* EXERCISE REQUIREMENTS: Say the number of lines containing the string "cursos", and say nothing else.

* Dataset records:
------------------------------------------------------------------------

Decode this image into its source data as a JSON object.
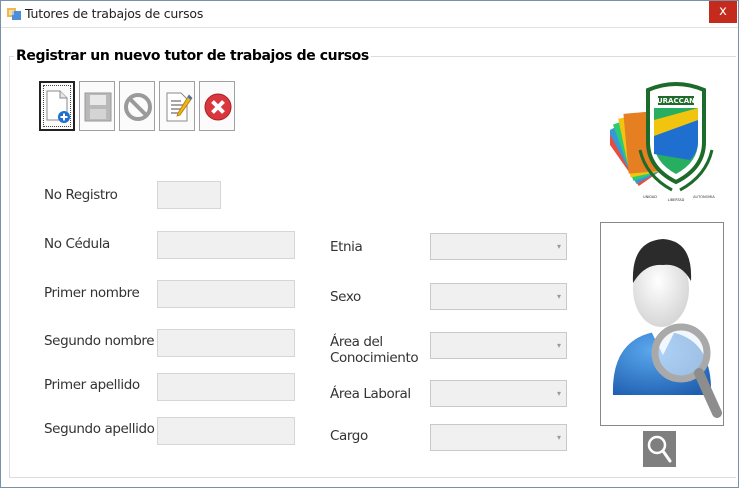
{
  "window": {
    "title": "Tutores de trabajos de cursos",
    "close_glyph": "x"
  },
  "group": {
    "legend": "Registrar un nuevo tutor de trabajos de cursos"
  },
  "toolbar": {
    "buttons": [
      {
        "name": "new-document-icon"
      },
      {
        "name": "save-icon"
      },
      {
        "name": "cancel-icon"
      },
      {
        "name": "edit-icon"
      },
      {
        "name": "delete-icon"
      }
    ]
  },
  "form": {
    "left_labels": {
      "no_registro": "No Registro",
      "no_cedula": "No Cédula",
      "primer_nombre": "Primer nombre",
      "segundo_nombre": "Segundo nombre",
      "primer_apellido": "Primer apellido",
      "segundo_apellido": "Segundo apellido"
    },
    "right_labels": {
      "etnia": "Etnia",
      "sexo": "Sexo",
      "area_conocimiento_1": "Área del",
      "area_conocimiento_2": "Conocimiento",
      "area_laboral": "Área Laboral",
      "cargo": "Cargo"
    },
    "values": {
      "no_registro": "",
      "no_cedula": "",
      "primer_nombre": "",
      "segundo_nombre": "",
      "primer_apellido": "",
      "segundo_apellido": "",
      "etnia": "",
      "sexo": "",
      "area_conocimiento": "",
      "area_laboral": "",
      "cargo": ""
    }
  },
  "logo": {
    "name": "URACCAN",
    "left_motto": "UNIDAD",
    "right_motto": "AUTONOMIA",
    "bottom_motto": "LIBERTAD"
  },
  "icons": {
    "photo": "user-search-icon",
    "search": "magnifier-icon"
  },
  "colors": {
    "close": "#c42b1c",
    "delete": "#d9363e",
    "user_blue": "#2f7fd0",
    "search_button": "#7f7f7f"
  }
}
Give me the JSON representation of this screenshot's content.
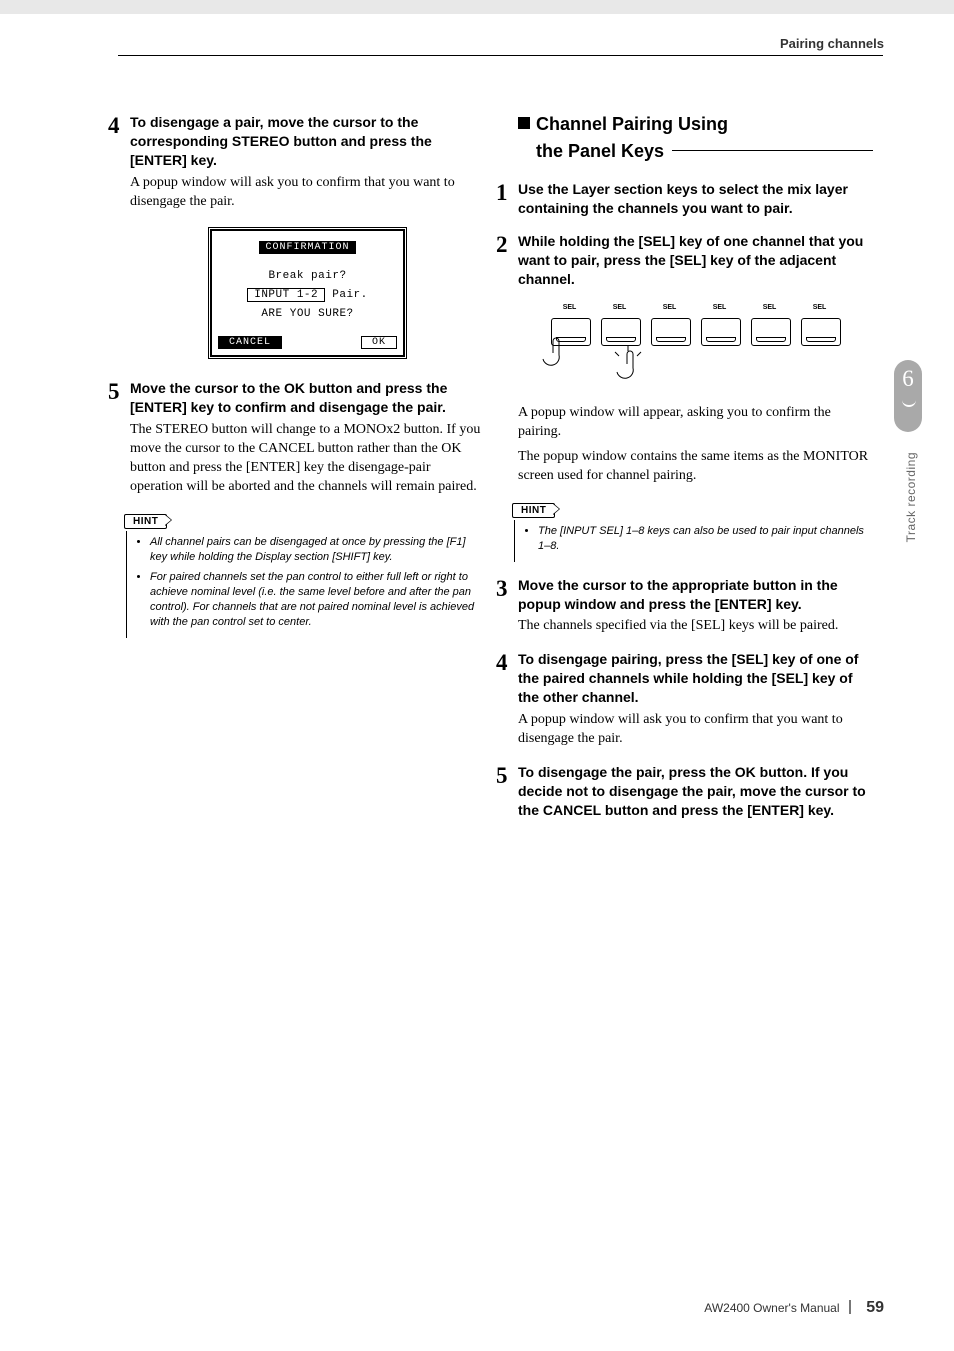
{
  "header": {
    "section": "Pairing channels"
  },
  "tab": {
    "chapter_number": "6",
    "chapter_title": "Track recording"
  },
  "footer": {
    "product": "AW2400  Owner's Manual",
    "page": "59"
  },
  "left": {
    "step4": {
      "num": "4",
      "bold": "To disengage a pair, move the cursor to the corresponding STEREO button and press the [ENTER] key.",
      "body": "A popup window will ask you to confirm that you want to disengage the pair."
    },
    "popup": {
      "title": "CONFIRMATION",
      "line1": "Break pair?",
      "input": "INPUT 1-2",
      "pair_suffix": "Pair.",
      "ask": "ARE YOU SURE?",
      "btn_cancel": "CANCEL",
      "btn_ok": "OK"
    },
    "step5": {
      "num": "5",
      "bold": "Move the cursor to the OK button and press the [ENTER] key to confirm and disengage the pair.",
      "body": "The STEREO button will change to a MONOx2 button. If you move the cursor to the CANCEL button rather than the OK button and press the [ENTER] key the disengage-pair operation will be aborted and the channels will remain paired."
    },
    "hint": {
      "label": "HINT",
      "items": [
        "All channel pairs can be disengaged at once by pressing the [F1] key while holding the Display section [SHIFT] key.",
        "For paired channels set the pan control to either full left or right to achieve nominal level (i.e. the same level before and after the pan control). For channels that are not paired nominal level is achieved with the pan control set to center."
      ]
    }
  },
  "right": {
    "heading_l1": "Channel Pairing Using",
    "heading_l2": "the Panel Keys",
    "step1": {
      "num": "1",
      "bold": "Use the Layer section keys to select the mix layer containing the channels you want to pair."
    },
    "step2": {
      "num": "2",
      "bold": "While holding the [SEL] key of one channel that you want to pair, press the [SEL] key of the adjacent channel.",
      "body1": "A popup window will appear, asking you to confirm the pairing.",
      "body2": "The popup window contains the same items as the MONITOR screen used for channel pairing."
    },
    "sel_label": "SEL",
    "hint": {
      "label": "HINT",
      "item": "The [INPUT SEL] 1–8 keys can also be used to pair input channels 1–8."
    },
    "step3": {
      "num": "3",
      "bold": "Move the cursor to the appropriate button in the popup window and press the [ENTER] key.",
      "body": "The channels specified via the [SEL] keys will be paired."
    },
    "step4": {
      "num": "4",
      "bold": "To disengage pairing, press the [SEL] key of one of the paired channels while holding the [SEL] key of the other channel.",
      "body": "A popup window will ask you to confirm that you want to disengage the pair."
    },
    "step5": {
      "num": "5",
      "bold": "To disengage the pair, press the OK button. If you decide not to disengage the pair, move the cursor to the CANCEL button and press the [ENTER] key."
    }
  }
}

------------------------------------------------------------------------

* SOLUTION TO THIS PROBLEM: 2